# Records contained in a dataset:

----

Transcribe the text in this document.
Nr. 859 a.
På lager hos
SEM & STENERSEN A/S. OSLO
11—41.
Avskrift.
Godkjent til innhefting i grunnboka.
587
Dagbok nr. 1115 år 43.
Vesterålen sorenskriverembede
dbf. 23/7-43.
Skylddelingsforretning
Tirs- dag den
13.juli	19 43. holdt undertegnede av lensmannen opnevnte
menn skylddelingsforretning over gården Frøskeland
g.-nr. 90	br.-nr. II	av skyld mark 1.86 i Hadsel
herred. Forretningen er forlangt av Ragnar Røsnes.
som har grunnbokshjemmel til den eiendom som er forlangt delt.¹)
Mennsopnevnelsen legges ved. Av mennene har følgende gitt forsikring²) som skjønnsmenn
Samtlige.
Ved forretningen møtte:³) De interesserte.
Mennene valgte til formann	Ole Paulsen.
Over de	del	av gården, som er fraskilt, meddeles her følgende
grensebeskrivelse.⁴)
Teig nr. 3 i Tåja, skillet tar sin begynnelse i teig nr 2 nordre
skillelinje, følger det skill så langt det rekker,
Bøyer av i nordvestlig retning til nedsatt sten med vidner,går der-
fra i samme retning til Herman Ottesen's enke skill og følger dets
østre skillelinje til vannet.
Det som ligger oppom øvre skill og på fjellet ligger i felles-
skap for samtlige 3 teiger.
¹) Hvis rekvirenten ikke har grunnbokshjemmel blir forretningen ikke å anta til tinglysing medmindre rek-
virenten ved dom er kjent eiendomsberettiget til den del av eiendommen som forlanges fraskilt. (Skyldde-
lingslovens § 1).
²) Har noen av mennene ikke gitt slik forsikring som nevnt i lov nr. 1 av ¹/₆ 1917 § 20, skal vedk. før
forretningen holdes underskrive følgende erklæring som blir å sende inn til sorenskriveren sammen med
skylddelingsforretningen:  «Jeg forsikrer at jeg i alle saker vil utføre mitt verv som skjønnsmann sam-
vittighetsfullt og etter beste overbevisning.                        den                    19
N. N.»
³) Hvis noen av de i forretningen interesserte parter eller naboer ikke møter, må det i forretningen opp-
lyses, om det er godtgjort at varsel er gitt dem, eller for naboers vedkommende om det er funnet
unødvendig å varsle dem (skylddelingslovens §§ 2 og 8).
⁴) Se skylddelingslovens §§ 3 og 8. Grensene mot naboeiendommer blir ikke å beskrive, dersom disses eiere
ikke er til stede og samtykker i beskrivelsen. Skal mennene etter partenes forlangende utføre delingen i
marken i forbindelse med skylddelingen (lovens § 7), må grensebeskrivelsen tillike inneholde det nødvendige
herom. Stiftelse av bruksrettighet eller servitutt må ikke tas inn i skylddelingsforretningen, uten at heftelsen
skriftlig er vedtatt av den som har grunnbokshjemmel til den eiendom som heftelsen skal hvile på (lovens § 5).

----

# WRITTEN REQUEST:
Within the listing above, copy each line that has the string "følger".

# RESULT OF THE EXERCISE:
skillelinje, følger det skill så langt det rekker,
fra i samme retning til Herman Ottesen's enke skill og følger dets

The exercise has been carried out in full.